*EXTRACTED TEXT*.
########################################
Mets 2014 Season Preview . . . 14 Reasons to Feel Hopeful


All right, ready? Rally caps on!

Last year, Mike and I did a season preview while wearing rose-colored glasses. Frankly, it was the only way we could come up with a positive narrative for the upcoming season, which filled us with dread. As I recall, some of our hopes were pinned on Johan Santana bouncing back. And so on.

This season, it’s not nearly so hard to come up with an optimistic take on the 2014 season. Not that things won’t go wrong. They surely will, they always do, for every team.

For example: I have serious concerns about the bullpen, about Ike Davis, about Ruben Tejada, about Chris Young, and about the durability of Bartolo Colon. That’s a lot of failure from Sandy Anderson on that list, who did not have a great winter.



ZACK WHEELER is going to endure growing pains, for stretches he’s going to remind of us of Mike Pelfrey with his wildness and inability to put away batters. But it will be okay.

TRAVIS D’ARNAUD is not going to arrive fully-formed, like Venus riding in on the half-shell.

CURTIS GRANDERSON may not replicate Marlon Byrd’s 2013 season, but will still be worth every penny.

There may even be times when we look over at banged-up, 31-year-old DAVID WRIGHT and wonder about the efficacy of that 8-year-deal. But that’s okay. He’s David Wright and we’re lucky to have him on our team. 

That said, I am optimistic.

Even without drinking the Kool-Aid.

Not even a sip.

The biggest reason is that for the first time in years, there’s actually room for failure. Terrible things can happen, guys can unexpectedly get hurt or falter badly, and the New York Mets have enough resources to fill in and recover. That’s something new. There’s actually real depth, not just warm bodies, on the Triple-A roster. Flores and deGrom, den Dekker and Montero, Puello and Black, etc.

The 2014 Mets don’t need everything to go right. Just for, you know, some things to go right. That’s something new right there.

HERE’S 14 THINGS THAT REALISTICALLY COULD GO WELL IN 2014 (And I think we’ll all happy if only 9.5 of them come true):

1) DAVID WRIGHT stays healthy and puts together a full season as arguably the top third-basemen in baseball. David benefits all season long by having Curtis Granderson hitting behind him in the lineup. The load is visibly lightened from his shoulders and Wright produces in the way in which we know he’s capable.
########################################
*RAW DATA*.
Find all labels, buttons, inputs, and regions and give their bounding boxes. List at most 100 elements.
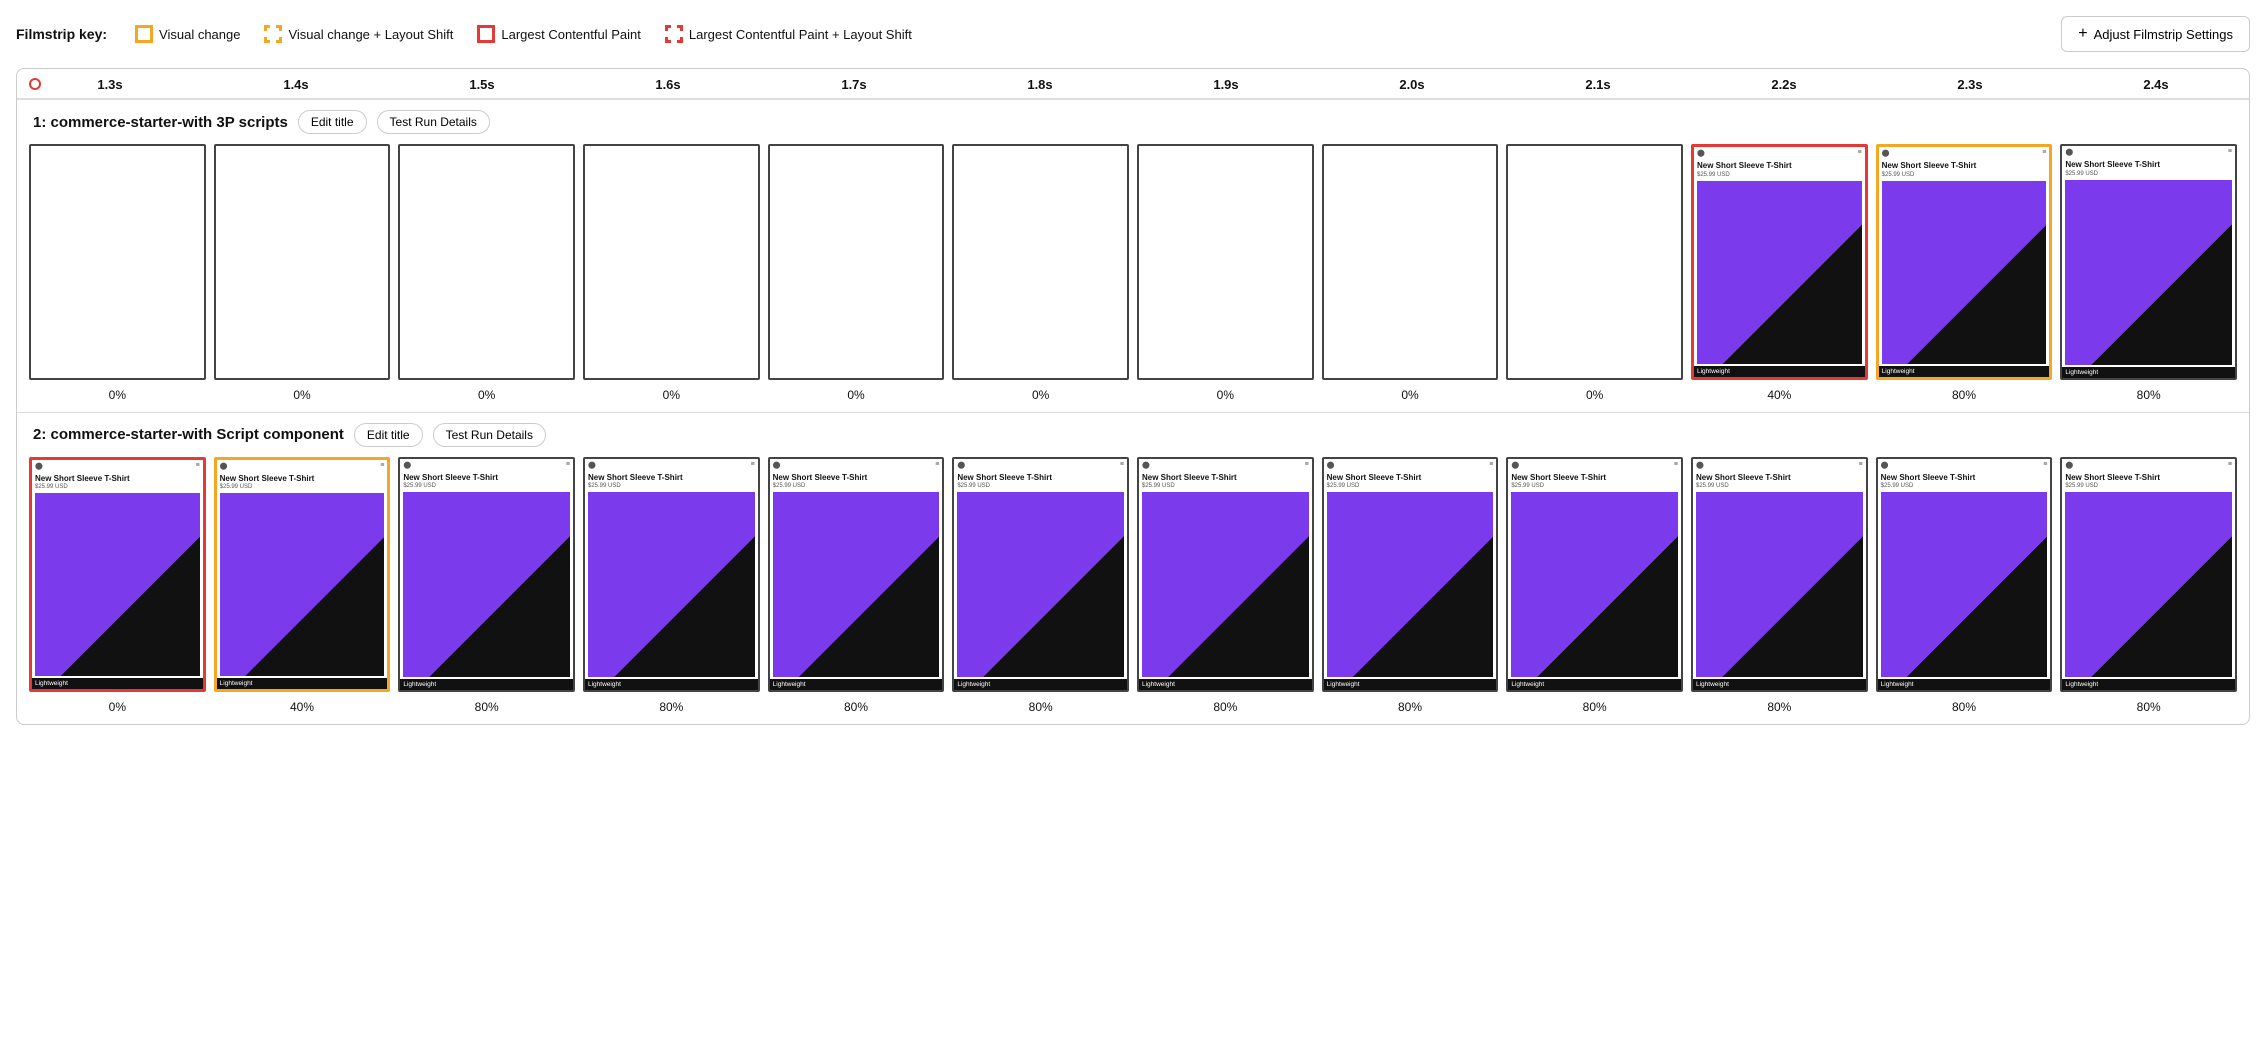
########################################
*WHAT YOU SHOULD DO*. Carry the Mets 2014 season preview above forward from its last sentence, going on with the list of reasons for hope.

*WRITTEN ANSWER*.
2) ZACK WHEELER gives the Mets a full season, building upon a successful rookie year.


3) BARTOLO COLON stays (relatively) healthy and shows that the big man really does know how to pitch. He throws strikes, gets guys out, and best of all — he’s fun to watch. There’s something joyful to the guy, and he becomes a fan favorite. He makes us smile.

4) JEURYS FAMILIA emerges as a bona-fide force in the bullpen, a guy who can be called on to shut the door. At times he’s dominant, something the Mets have not had in the 7th-8th inning for years.

5) BOBBY PARNELL continues on his path as a quality closer, a more confident pitcher who knows his job, knows his role, and performs it capably. He’s the rock.

6) CURTIS GRANDERSON hits the ground running, plays inspired baseball, and provides the leadership this team so desperately needs.

7) DILLON GEE displays craft, poise, moxie, and determination all season long. That is, all the maturity and drive we wish we saw in Jonathan Niese. Gee serves as an easy guy to respect and admire on a staff loaded with more talented arms.

8) CHRIS YOUNG reestablishes himself as a good baseball player. Fully healthy, newly motivated, he once again puts his multiple tools on display — plays great defense, hits for power, runs the bases. The best left fielder the Mets have had since BB (Before Bay).

9) TRAVIS D’ARAUD struggles, flounders, slumps and fights through it, emerging as one of the top ten catchers in major league baseball. The defense is solid all season long.

10) JUAN LAGARES hits just enough to stay on the field and on a near-daily basis earns his keep by centering the best outfield defense in baseball: a key to a winning team at Citi Field. Looking for a .700 OPS. A pinch more plate discipline, a touch more gap power.


11) JENRRY MEJIA proves to be a revelation, the most talented, electric arm in the rotation. Best of all, he stays healthy.

12) NOAH SYNDERGAARD steps in this July, as Mejia’s IP count reaches its limit. The hype is real, the kid can throw, giving the team a jolt of lightning and hope as they enter the second half of the season.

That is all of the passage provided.